┌────────
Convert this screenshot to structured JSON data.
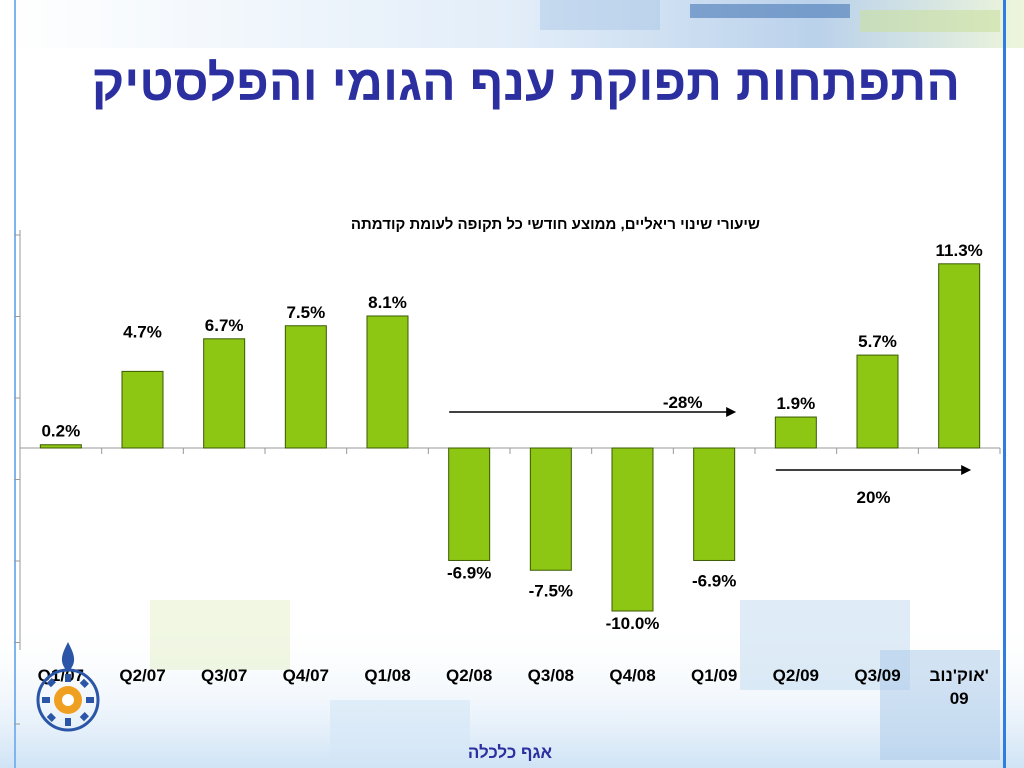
{
  "slide": {
    "title": "התפתחות תפוקת ענף הגומי והפלסטיק",
    "footer": "אגף כלכלה"
  },
  "colors": {
    "bar_fill": "#8dc714",
    "bar_stroke": "#3a5a00",
    "title": "#2b2fa0",
    "accent_blue": "#2f7de0"
  },
  "chart_data": {
    "type": "bar",
    "title": "שיעורי שינוי ריאליים, ממוצע חודשי כל תקופה לעומת קודמתה",
    "categories": [
      "Q1/07",
      "Q2/07",
      "Q3/07",
      "Q4/07",
      "Q1/08",
      "Q2/08",
      "Q3/08",
      "Q4/08",
      "Q1/09",
      "Q2/09",
      "Q3/09",
      "אוק'נוב' 09"
    ],
    "values": [
      0.2,
      4.7,
      6.7,
      7.5,
      8.1,
      -6.9,
      -7.5,
      -10.0,
      -6.9,
      1.9,
      5.7,
      11.3
    ],
    "data_labels": [
      "0.2%",
      "4.7%",
      "6.7%",
      "7.5%",
      "8.1%",
      "-6.9%",
      "-7.5%",
      "-10.0%",
      "-6.9%",
      "1.9%",
      "5.7%",
      "11.3%"
    ],
    "ylim": [
      -12,
      12
    ],
    "grid": false,
    "annotations": [
      {
        "text": "-28%",
        "from_category": "Q2/08",
        "to_category": "Q1/09"
      },
      {
        "text": "20%",
        "from_category": "Q2/09",
        "to_category": "אוק'נוב' 09"
      }
    ]
  }
}
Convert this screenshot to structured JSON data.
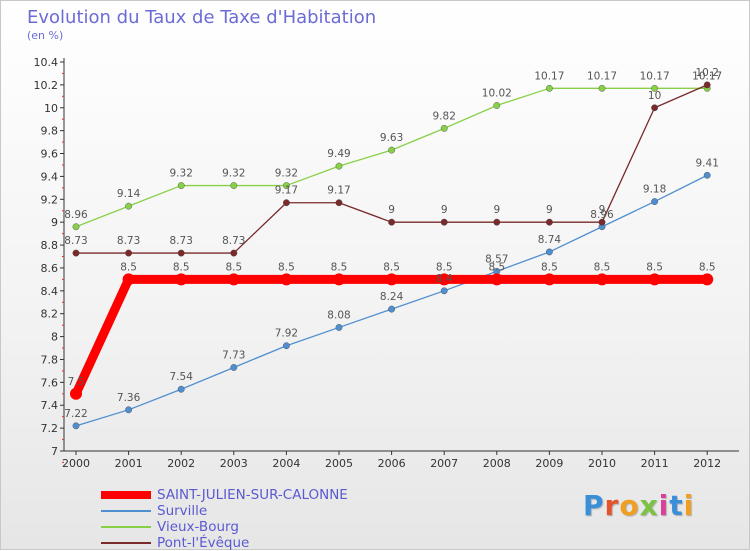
{
  "title": "Evolution du Taux de Taxe d'Habitation",
  "subtitle": "(en %)",
  "brand": "Proxiti",
  "chart_data": {
    "type": "line",
    "x": [
      "2000",
      "2001",
      "2002",
      "2003",
      "2004",
      "2005",
      "2006",
      "2007",
      "2008",
      "2009",
      "2010",
      "2011",
      "2012"
    ],
    "ylim": [
      7,
      10.4
    ],
    "yticks": [
      "7",
      "7.2",
      "7.4",
      "7.6",
      "7.8",
      "8",
      "8.2",
      "8.4",
      "8.6",
      "8.8",
      "9",
      "9.2",
      "9.4",
      "9.6",
      "9.8",
      "10",
      "10.2",
      "10.4"
    ],
    "grid": false,
    "legend_position": "bottom-left",
    "series": [
      {
        "name": "SAINT-JULIEN-SUR-CALONNE",
        "color": "#ff0000",
        "values": [
          7.5,
          8.5,
          8.5,
          8.5,
          8.5,
          8.5,
          8.5,
          8.5,
          8.5,
          8.5,
          8.5,
          8.5,
          8.5
        ],
        "labels": [
          "7.5",
          "8.5",
          "8.5",
          "8.5",
          "8.5",
          "8.5",
          "8.5",
          "8.5",
          "8.5",
          "8.5",
          "8.5",
          "8.5",
          "8.5"
        ]
      },
      {
        "name": "Surville",
        "color": "#4f8fcf",
        "values": [
          7.22,
          7.36,
          7.54,
          7.73,
          7.92,
          8.08,
          8.24,
          8.4,
          8.57,
          8.74,
          8.96,
          9.18,
          9.41
        ],
        "labels": [
          "7.22",
          "7.36",
          "7.54",
          "7.73",
          "7.92",
          "8.08",
          "8.24",
          "8.4",
          "8.57",
          "8.74",
          "8.96",
          "9.18",
          "9.41"
        ]
      },
      {
        "name": "Vieux-Bourg",
        "color": "#88d048",
        "values": [
          8.96,
          9.14,
          9.32,
          9.32,
          9.32,
          9.49,
          9.63,
          9.82,
          10.02,
          10.17,
          10.17,
          10.17,
          10.17
        ],
        "labels": [
          "8.96",
          "9.14",
          "9.32",
          "9.32",
          "9.32",
          "9.49",
          "9.63",
          "9.82",
          "10.02",
          "10.17",
          "10.17",
          "10.17",
          "10.17"
        ]
      },
      {
        "name": "Pont-l'Évêque",
        "color": "#7a2a2a",
        "values": [
          8.73,
          8.73,
          8.73,
          8.73,
          9.17,
          9.17,
          9,
          9,
          9,
          9,
          9,
          10,
          10.2
        ],
        "labels": [
          "8.73",
          "8.73",
          "8.73",
          "8.73",
          "9.17",
          "9.17",
          "9",
          "9",
          "9",
          "9",
          "9",
          "10",
          "10.2"
        ]
      }
    ]
  }
}
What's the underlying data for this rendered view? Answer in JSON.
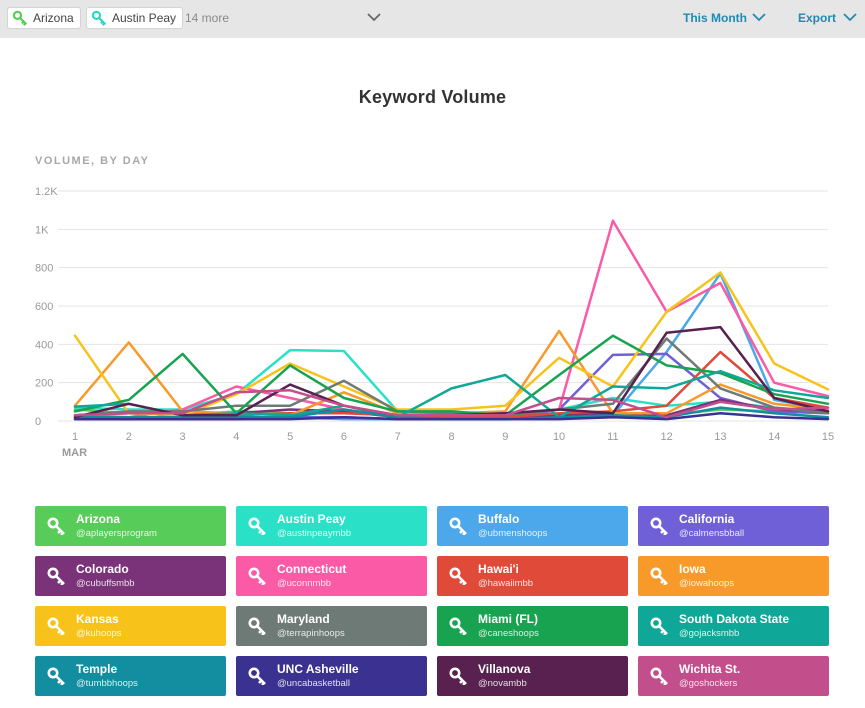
{
  "toolbar": {
    "chips": [
      {
        "label": "Arizona",
        "color": "#4fcf4f"
      },
      {
        "label": "Austin Peay",
        "color": "#28d7c1"
      }
    ],
    "more_label": "14 more",
    "range_label": "This Month",
    "export_label": "Export"
  },
  "title": "Keyword Volume",
  "chart_data": {
    "type": "line",
    "ylabel": "VOLUME, BY DAY",
    "ylim": [
      0,
      1200
    ],
    "yticks": [
      0,
      200,
      400,
      600,
      800,
      1000,
      1200
    ],
    "ytick_labels": [
      "0",
      "200",
      "400",
      "600",
      "800",
      "1K",
      "1.2K"
    ],
    "x": [
      1,
      2,
      3,
      4,
      5,
      6,
      7,
      8,
      9,
      10,
      11,
      12,
      13,
      14,
      15
    ],
    "xtick_labels": [
      "1",
      "2",
      "3",
      "4",
      "5",
      "6",
      "7",
      "8",
      "9",
      "10",
      "11",
      "12",
      "13",
      "14",
      "15"
    ],
    "x_month_label": "MAR",
    "grid": true,
    "series": [
      {
        "name": "Arizona",
        "handle": "@aplayersprogram",
        "color": "#57cc58",
        "values": [
          60,
          40,
          30,
          50,
          40,
          60,
          20,
          30,
          20,
          30,
          40,
          30,
          60,
          50,
          40
        ]
      },
      {
        "name": "Austin Peay",
        "handle": "@austinpeaymbb",
        "color": "#2ae0c6",
        "values": [
          70,
          60,
          60,
          140,
          370,
          365,
          50,
          40,
          30,
          60,
          120,
          80,
          100,
          70,
          50
        ]
      },
      {
        "name": "Buffalo",
        "handle": "@ubmenshoops",
        "color": "#4ca8ea",
        "values": [
          20,
          20,
          10,
          20,
          20,
          10,
          10,
          20,
          10,
          20,
          30,
          360,
          770,
          110,
          60
        ]
      },
      {
        "name": "California",
        "handle": "@calmensbball",
        "color": "#7060d8",
        "values": [
          10,
          10,
          10,
          10,
          20,
          20,
          10,
          10,
          10,
          60,
          345,
          350,
          120,
          50,
          40
        ]
      },
      {
        "name": "Colorado",
        "handle": "@cubuffsmbb",
        "color": "#7a3278",
        "values": [
          20,
          10,
          30,
          40,
          60,
          50,
          20,
          20,
          20,
          30,
          40,
          30,
          110,
          60,
          50
        ]
      },
      {
        "name": "Connecticut",
        "handle": "@uconnmbb",
        "color": "#fa5aa6",
        "values": [
          30,
          20,
          60,
          180,
          120,
          60,
          20,
          20,
          30,
          60,
          1045,
          570,
          720,
          200,
          130
        ]
      },
      {
        "name": "Hawai'i",
        "handle": "@hawaiimbb",
        "color": "#e04a39",
        "values": [
          20,
          20,
          20,
          30,
          40,
          40,
          30,
          20,
          20,
          40,
          50,
          80,
          360,
          120,
          70
        ]
      },
      {
        "name": "Iowa",
        "handle": "@iowahoops",
        "color": "#f89a2a",
        "values": [
          80,
          410,
          50,
          40,
          30,
          150,
          40,
          40,
          50,
          470,
          40,
          40,
          190,
          90,
          60
        ]
      },
      {
        "name": "Kansas",
        "handle": "@kuhoops",
        "color": "#f7c31a",
        "values": [
          445,
          40,
          30,
          140,
          300,
          180,
          60,
          60,
          80,
          330,
          180,
          570,
          775,
          300,
          165
        ]
      },
      {
        "name": "Maryland",
        "handle": "@terrapinhoops",
        "color": "#6e7a76",
        "values": [
          30,
          50,
          50,
          80,
          80,
          210,
          50,
          40,
          30,
          60,
          90,
          430,
          170,
          70,
          40
        ]
      },
      {
        "name": "Miami (FL)",
        "handle": "@caneshoops",
        "color": "#17a350",
        "values": [
          50,
          110,
          350,
          40,
          290,
          120,
          50,
          50,
          30,
          240,
          445,
          290,
          250,
          140,
          90
        ]
      },
      {
        "name": "South Dakota State",
        "handle": "@gojacksmbb",
        "color": "#0fa898",
        "values": [
          75,
          90,
          30,
          40,
          30,
          80,
          20,
          170,
          240,
          20,
          180,
          170,
          260,
          160,
          120
        ]
      },
      {
        "name": "Temple",
        "handle": "@tumbbhoops",
        "color": "#138da0",
        "values": [
          20,
          20,
          20,
          20,
          20,
          60,
          20,
          10,
          10,
          20,
          30,
          20,
          70,
          40,
          20
        ]
      },
      {
        "name": "UNC Asheville",
        "handle": "@uncabasketball",
        "color": "#3b3190",
        "values": [
          10,
          10,
          10,
          10,
          10,
          20,
          10,
          10,
          10,
          10,
          20,
          10,
          40,
          20,
          10
        ]
      },
      {
        "name": "Villanova",
        "handle": "@novambb",
        "color": "#58214f",
        "values": [
          20,
          90,
          30,
          30,
          190,
          80,
          30,
          30,
          40,
          60,
          40,
          460,
          490,
          120,
          50
        ]
      },
      {
        "name": "Wichita St.",
        "handle": "@goshockers",
        "color": "#c24f8c",
        "values": [
          30,
          40,
          40,
          150,
          160,
          80,
          30,
          30,
          30,
          120,
          110,
          20,
          100,
          60,
          70
        ]
      }
    ]
  }
}
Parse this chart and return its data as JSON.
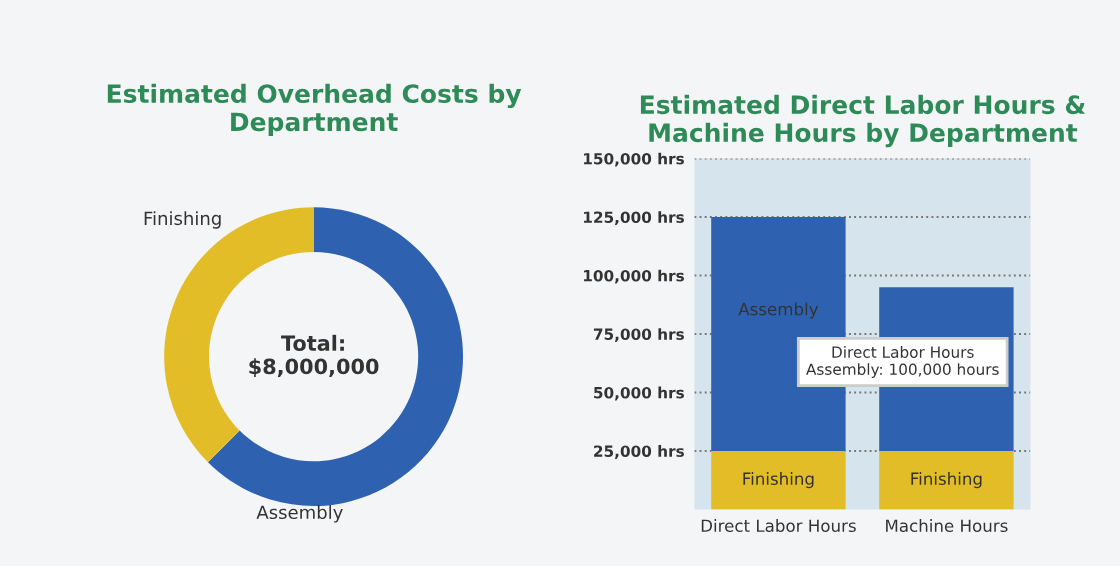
{
  "chart_data": [
    {
      "type": "donut",
      "title": "Estimated Overhead Costs by\nDepartment",
      "categories": [
        "Assembly",
        "Finishing"
      ],
      "values": [
        62.5,
        37.5
      ],
      "colors": [
        "#2e62b0",
        "#e3bd28"
      ],
      "annotations": [
        "Total:\n$8,000,000"
      ]
    },
    {
      "type": "bar",
      "title": "Estimated Direct Labor Hours &\nMachine Hours by Department",
      "categories": [
        "Direct Labor Hours",
        "Machine Hours"
      ],
      "stacked": true,
      "series": [
        {
          "name": "Finishing",
          "color": "#e3bd28",
          "values": [
            25000,
            25000
          ]
        },
        {
          "name": "Assembly",
          "color": "#2e62b0",
          "values": [
            100000,
            70000
          ]
        }
      ],
      "ylim": [
        0,
        150000
      ],
      "yticks": [
        {
          "value": 25000,
          "label": "25,000 hrs"
        },
        {
          "value": 50000,
          "label": "50,000 hrs"
        },
        {
          "value": 75000,
          "label": "75,000 hrs"
        },
        {
          "value": 100000,
          "label": "100,000 hrs"
        },
        {
          "value": 125000,
          "label": "125,000 hrs"
        },
        {
          "value": 150000,
          "label": "150,000 hrs"
        }
      ],
      "grid": "y",
      "annotations": [
        "Direct Labor Hours\nAssembly: 100,000 hours"
      ]
    }
  ]
}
└────────
» **Your instructions**
Gather, from the listing above, every line carrying the word "Direct".

» **Full solution**
      "title": "Estimated Direct Labor Hours &\nMachine Hours by Department",
        "Direct Labor Hours",
        "Direct Labor Hours\nAssembly: 100,000 hours"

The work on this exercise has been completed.